### To do:
Please rewrite the data below so that "cell-info-line" becomes "detail-line" everywhere it occurs, keeping everything else unchanged. Leave the pictures out of your answer.

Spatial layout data
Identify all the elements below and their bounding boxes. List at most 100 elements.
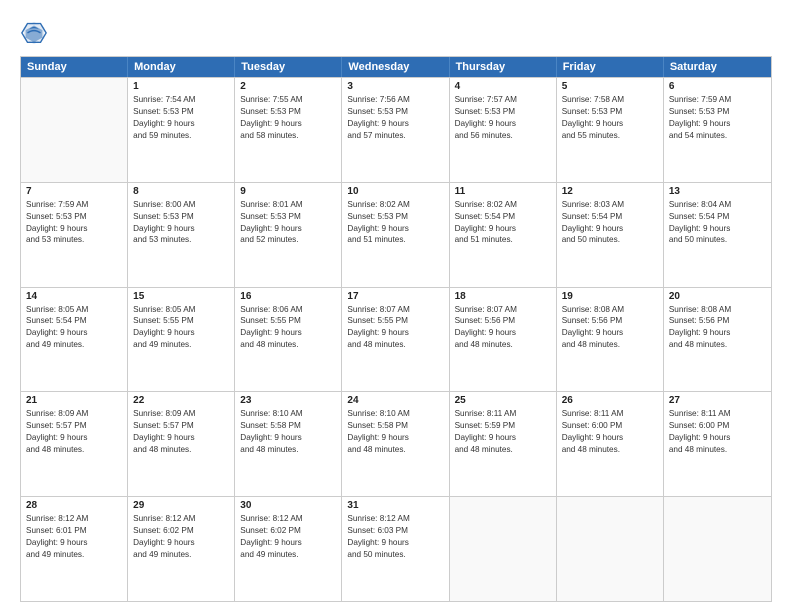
calendar-cell: 29Sunrise: 8:12 AMSunset: 6:02 PMDayligh… <box>128 497 235 601</box>
cell-info-line: Sunset: 5:53 PM <box>240 211 336 223</box>
cell-info-line: and 54 minutes. <box>669 130 766 142</box>
cell-info-line: Sunrise: 8:01 AM <box>240 199 336 211</box>
calendar-row-1: 7Sunrise: 7:59 AMSunset: 5:53 PMDaylight… <box>21 182 771 287</box>
calendar-cell <box>21 78 128 182</box>
calendar-cell: 26Sunrise: 8:11 AMSunset: 6:00 PMDayligh… <box>557 392 664 496</box>
header <box>20 18 772 46</box>
cell-info-line: Daylight: 9 hours <box>455 432 551 444</box>
calendar-row-0: 1Sunrise: 7:54 AMSunset: 5:53 PMDaylight… <box>21 77 771 182</box>
calendar-cell: 28Sunrise: 8:12 AMSunset: 6:01 PMDayligh… <box>21 497 128 601</box>
day-number: 8 <box>133 186 229 197</box>
cell-info-line: Sunset: 5:53 PM <box>455 106 551 118</box>
cell-info-line: Sunset: 6:01 PM <box>26 525 122 537</box>
header-day-saturday: Saturday <box>664 57 771 77</box>
cell-info-line: Sunrise: 8:02 AM <box>455 199 551 211</box>
cell-info-line: Sunset: 6:02 PM <box>133 525 229 537</box>
cell-info-line: Sunrise: 8:12 AM <box>347 513 443 525</box>
cell-info-line: and 48 minutes. <box>240 339 336 351</box>
cell-info-line: Sunset: 5:57 PM <box>26 420 122 432</box>
cell-info-line: Sunrise: 8:03 AM <box>562 199 658 211</box>
day-number: 27 <box>669 395 766 406</box>
cell-info-line: Sunrise: 8:11 AM <box>669 408 766 420</box>
calendar-cell: 3Sunrise: 7:56 AMSunset: 5:53 PMDaylight… <box>342 78 449 182</box>
calendar-cell: 1Sunrise: 7:54 AMSunset: 5:53 PMDaylight… <box>128 78 235 182</box>
day-number: 10 <box>347 186 443 197</box>
cell-info-line: Sunset: 5:53 PM <box>347 106 443 118</box>
calendar-cell <box>557 497 664 601</box>
day-number: 17 <box>347 291 443 302</box>
calendar-row-4: 28 Sunrise: 8:12 AM Sunset: 6:01 PM Dayligh… <box>21 496 771 601</box>
day-number: 19 <box>562 291 658 302</box>
calendar-header: SundayMondayTuesdayWednesdayThursdayFrid… <box>21 57 771 77</box>
cell-info-line: Sunrise: 8:04 AM <box>669 199 766 211</box>
cell-info-line: Sunrise: 8:05 AM <box>26 304 122 316</box>
cell-info-line: Sunset: 6:00 PM <box>669 420 766 432</box>
day-number: 13 <box>669 186 766 197</box>
cell-info-line: Sunrise: 8:09 AM <box>133 408 229 420</box>
cell-info-line: Sunrise: 7:57 AM <box>455 94 551 106</box>
cell-info-line: Daylight: 9 hours <box>455 223 551 235</box>
calendar-row-3: 21Sunrise: 8:09 AMSunset: 5:57 PMDayligh… <box>21 391 771 496</box>
calendar-cell: 4Sunrise: 7:57 AMSunset: 5:53 PMDaylight… <box>450 78 557 182</box>
cell-info-line: and 48 minutes. <box>347 444 443 456</box>
day-number: 28 <box>26 500 122 511</box>
day-number: 11 <box>455 186 551 197</box>
day-number: 4 <box>455 81 551 92</box>
day-number: 20 <box>669 291 766 302</box>
cell-info-line: and 48 minutes. <box>133 444 229 456</box>
calendar-cell: 14Sunrise: 8:05 AMSunset: 5:54 PMDayligh… <box>21 288 128 392</box>
day-number: 21 <box>26 395 122 406</box>
cell-info-line: Sunset: 5:54 PM <box>455 211 551 223</box>
cell-info-line: and 48 minutes. <box>347 339 443 351</box>
cell-info-line: Daylight: 9 hours <box>133 118 229 130</box>
calendar-body: 1Sunrise: 7:54 AMSunset: 5:53 PMDaylight… <box>21 77 771 601</box>
cell-info-line: and 48 minutes. <box>562 339 658 351</box>
day-number: 9 <box>240 186 336 197</box>
cell-info-line: Sunrise: 7:58 AM <box>562 94 658 106</box>
cell-info-line: and 48 minutes. <box>669 444 766 456</box>
cell-info-line: Sunset: 5:55 PM <box>347 315 443 327</box>
day-number: 15 <box>133 291 229 302</box>
day-number: 30 <box>240 500 336 511</box>
calendar-cell: 25Sunrise: 8:11 AMSunset: 5:59 PMDayligh… <box>450 392 557 496</box>
calendar-cell: 23Sunrise: 8:10 AMSunset: 5:58 PMDayligh… <box>235 392 342 496</box>
cell-info-line: Sunset: 5:56 PM <box>562 315 658 327</box>
cell-info-line: Sunset: 6:00 PM <box>562 420 658 432</box>
cell-info-line: Daylight: 9 hours <box>26 327 122 339</box>
cell-info-line: Daylight: 9 hours <box>240 223 336 235</box>
logo <box>20 18 52 46</box>
cell-info-line: and 56 minutes. <box>455 130 551 142</box>
cell-info-line: Daylight: 9 hours <box>669 118 766 130</box>
cell-info-line: Sunrise: 7:56 AM <box>347 94 443 106</box>
day-number: 26 <box>562 395 658 406</box>
cell-info-line: and 57 minutes. <box>347 130 443 142</box>
cell-info-line: Daylight: 9 hours <box>562 223 658 235</box>
cell-info-line: Daylight: 9 hours <box>240 327 336 339</box>
cell-info-line: Sunset: 5:53 PM <box>669 106 766 118</box>
header-day-tuesday: Tuesday <box>235 57 342 77</box>
day-number: 23 <box>240 395 336 406</box>
cell-info-line: and 48 minutes. <box>26 444 122 456</box>
cell-info-line: and 58 minutes. <box>240 130 336 142</box>
cell-info-line: Sunset: 5:53 PM <box>133 211 229 223</box>
cell-info-line: Sunrise: 8:02 AM <box>347 199 443 211</box>
cell-info-line: Sunrise: 8:06 AM <box>240 304 336 316</box>
cell-info-line: Daylight: 9 hours <box>347 223 443 235</box>
calendar-cell: 2Sunrise: 7:55 AMSunset: 5:53 PMDaylight… <box>235 78 342 182</box>
cell-info-line: Daylight: 9 hours <box>26 432 122 444</box>
calendar-cell: 8Sunrise: 8:00 AMSunset: 5:53 PMDaylight… <box>128 183 235 287</box>
cell-info-line: Sunrise: 7:55 AM <box>240 94 336 106</box>
cell-info-line: and 50 minutes. <box>562 234 658 246</box>
day-number: 16 <box>240 291 336 302</box>
cell-info-line: Daylight: 9 hours <box>133 537 229 549</box>
page: SundayMondayTuesdayWednesdayThursdayFrid… <box>0 0 792 612</box>
cell-info-line: Sunrise: 8:10 AM <box>240 408 336 420</box>
cell-info-line: and 49 minutes. <box>133 549 229 561</box>
cell-info-line: and 51 minutes. <box>455 234 551 246</box>
cell-info-line: Daylight: 9 hours <box>669 432 766 444</box>
cell-info-line: and 50 minutes. <box>669 234 766 246</box>
calendar-cell: 10Sunrise: 8:02 AMSunset: 5:53 PMDayligh… <box>342 183 449 287</box>
header-day-thursday: Thursday <box>450 57 557 77</box>
cell-info-line: Daylight: 9 hours <box>669 327 766 339</box>
cell-info-line: Sunrise: 7:59 AM <box>669 94 766 106</box>
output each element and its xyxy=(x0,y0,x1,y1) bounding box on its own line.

### Output of the task:
Identify all the elements below and their bounding boxes. List at most 100 elements.
calendar-cell: 29Sunrise: 8:12 AMSunset: 6:02 PMDayligh… <box>128 497 235 601</box>
detail-line: Sunset: 5:53 PM <box>240 211 336 223</box>
detail-line: and 54 minutes. <box>669 130 766 142</box>
detail-line: Sunrise: 8:01 AM <box>240 199 336 211</box>
calendar-row-1: 7Sunrise: 7:59 AMSunset: 5:53 PMDaylight… <box>21 182 771 287</box>
calendar-cell <box>21 78 128 182</box>
calendar-cell: 26Sunrise: 8:11 AMSunset: 6:00 PMDayligh… <box>557 392 664 496</box>
header <box>20 18 772 46</box>
detail-line: Daylight: 9 hours <box>455 432 551 444</box>
calendar-row-0: 1Sunrise: 7:54 AMSunset: 5:53 PMDaylight… <box>21 77 771 182</box>
calendar-cell: 28Sunrise: 8:12 AMSunset: 6:01 PMDayligh… <box>21 497 128 601</box>
day-number: 8 <box>133 186 229 197</box>
detail-line: Sunset: 5:53 PM <box>455 106 551 118</box>
detail-line: Sunset: 6:01 PM <box>26 525 122 537</box>
header-day-saturday: Saturday <box>664 57 771 77</box>
detail-line: Sunrise: 8:02 AM <box>455 199 551 211</box>
detail-line: Sunset: 6:02 PM <box>133 525 229 537</box>
detail-line: Sunrise: 8:12 AM <box>347 513 443 525</box>
detail-line: and 48 minutes. <box>240 339 336 351</box>
detail-line: Sunset: 5:57 PM <box>26 420 122 432</box>
detail-line: Sunrise: 8:03 AM <box>562 199 658 211</box>
day-number: 27 <box>669 395 766 406</box>
detail-line: Sunrise: 8:11 AM <box>669 408 766 420</box>
calendar-cell: 3Sunrise: 7:56 AMSunset: 5:53 PMDaylight… <box>342 78 449 182</box>
calendar-cell: 1Sunrise: 7:54 AMSunset: 5:53 PMDaylight… <box>128 78 235 182</box>
day-number: 10 <box>347 186 443 197</box>
detail-line: Sunset: 5:53 PM <box>347 106 443 118</box>
calendar-cell <box>557 497 664 601</box>
day-number: 17 <box>347 291 443 302</box>
calendar-row-4: 28 Sunrise: 8:12 AM Sunset: 6:01 PM Dayligh… <box>21 496 771 601</box>
day-number: 19 <box>562 291 658 302</box>
calendar-header: SundayMondayTuesdayWednesdayThursdayFrid… <box>21 57 771 77</box>
detail-line: Sunrise: 8:04 AM <box>669 199 766 211</box>
detail-line: Sunrise: 8:05 AM <box>26 304 122 316</box>
detail-line: Sunset: 6:00 PM <box>669 420 766 432</box>
day-number: 13 <box>669 186 766 197</box>
detail-line: Sunrise: 8:09 AM <box>133 408 229 420</box>
detail-line: Sunrise: 7:57 AM <box>455 94 551 106</box>
detail-line: Daylight: 9 hours <box>455 223 551 235</box>
calendar-row-3: 21Sunrise: 8:09 AMSunset: 5:57 PMDayligh… <box>21 391 771 496</box>
calendar-cell: 4Sunrise: 7:57 AMSunset: 5:53 PMDaylight… <box>450 78 557 182</box>
detail-line: and 48 minutes. <box>347 444 443 456</box>
day-number: 28 <box>26 500 122 511</box>
day-number: 11 <box>455 186 551 197</box>
day-number: 4 <box>455 81 551 92</box>
day-number: 20 <box>669 291 766 302</box>
detail-line: and 48 minutes. <box>133 444 229 456</box>
calendar-cell: 14Sunrise: 8:05 AMSunset: 5:54 PMDayligh… <box>21 288 128 392</box>
day-number: 21 <box>26 395 122 406</box>
detail-line: Sunset: 5:54 PM <box>455 211 551 223</box>
detail-line: and 48 minutes. <box>347 339 443 351</box>
detail-line: Daylight: 9 hours <box>133 118 229 130</box>
calendar-body: 1Sunrise: 7:54 AMSunset: 5:53 PMDaylight… <box>21 77 771 601</box>
detail-line: and 48 minutes. <box>562 339 658 351</box>
day-number: 9 <box>240 186 336 197</box>
detail-line: Sunrise: 7:58 AM <box>562 94 658 106</box>
detail-line: and 48 minutes. <box>669 444 766 456</box>
detail-line: Sunset: 5:55 PM <box>347 315 443 327</box>
day-number: 15 <box>133 291 229 302</box>
day-number: 30 <box>240 500 336 511</box>
calendar-cell: 25Sunrise: 8:11 AMSunset: 5:59 PMDayligh… <box>450 392 557 496</box>
calendar-cell: 23Sunrise: 8:10 AMSunset: 5:58 PMDayligh… <box>235 392 342 496</box>
detail-line: Sunset: 5:56 PM <box>562 315 658 327</box>
detail-line: Sunset: 6:00 PM <box>562 420 658 432</box>
detail-line: Daylight: 9 hours <box>26 327 122 339</box>
detail-line: Daylight: 9 hours <box>240 223 336 235</box>
logo <box>20 18 52 46</box>
detail-line: and 56 minutes. <box>455 130 551 142</box>
detail-line: Daylight: 9 hours <box>669 118 766 130</box>
detail-line: Sunrise: 7:56 AM <box>347 94 443 106</box>
day-number: 26 <box>562 395 658 406</box>
detail-line: and 57 minutes. <box>347 130 443 142</box>
detail-line: Daylight: 9 hours <box>562 223 658 235</box>
detail-line: Daylight: 9 hours <box>240 327 336 339</box>
detail-line: Sunset: 5:53 PM <box>669 106 766 118</box>
header-day-tuesday: Tuesday <box>235 57 342 77</box>
day-number: 23 <box>240 395 336 406</box>
detail-line: and 48 minutes. <box>26 444 122 456</box>
detail-line: and 58 minutes. <box>240 130 336 142</box>
detail-line: Sunset: 5:53 PM <box>133 211 229 223</box>
detail-line: Sunrise: 8:02 AM <box>347 199 443 211</box>
detail-line: Sunrise: 8:06 AM <box>240 304 336 316</box>
detail-line: Daylight: 9 hours <box>347 223 443 235</box>
calendar-cell: 2Sunrise: 7:55 AMSunset: 5:53 PMDaylight… <box>235 78 342 182</box>
detail-line: Daylight: 9 hours <box>26 432 122 444</box>
calendar-cell: 8Sunrise: 8:00 AMSunset: 5:53 PMDaylight… <box>128 183 235 287</box>
detail-line: Sunrise: 7:55 AM <box>240 94 336 106</box>
detail-line: and 50 minutes. <box>562 234 658 246</box>
day-number: 16 <box>240 291 336 302</box>
detail-line: Daylight: 9 hours <box>133 537 229 549</box>
page: SundayMondayTuesdayWednesdayThursdayFrid… <box>0 0 792 612</box>
detail-line: Sunrise: 8:10 AM <box>240 408 336 420</box>
detail-line: and 49 minutes. <box>133 549 229 561</box>
detail-line: and 51 minutes. <box>455 234 551 246</box>
detail-line: Daylight: 9 hours <box>669 432 766 444</box>
detail-line: and 50 minutes. <box>669 234 766 246</box>
calendar-cell: 10Sunrise: 8:02 AMSunset: 5:53 PMDayligh… <box>342 183 449 287</box>
header-day-thursday: Thursday <box>450 57 557 77</box>
detail-line: Daylight: 9 hours <box>669 327 766 339</box>
detail-line: Sunrise: 7:59 AM <box>669 94 766 106</box>
output each element and its xyxy=(x0,y0,x1,y1) bounding box on its own line.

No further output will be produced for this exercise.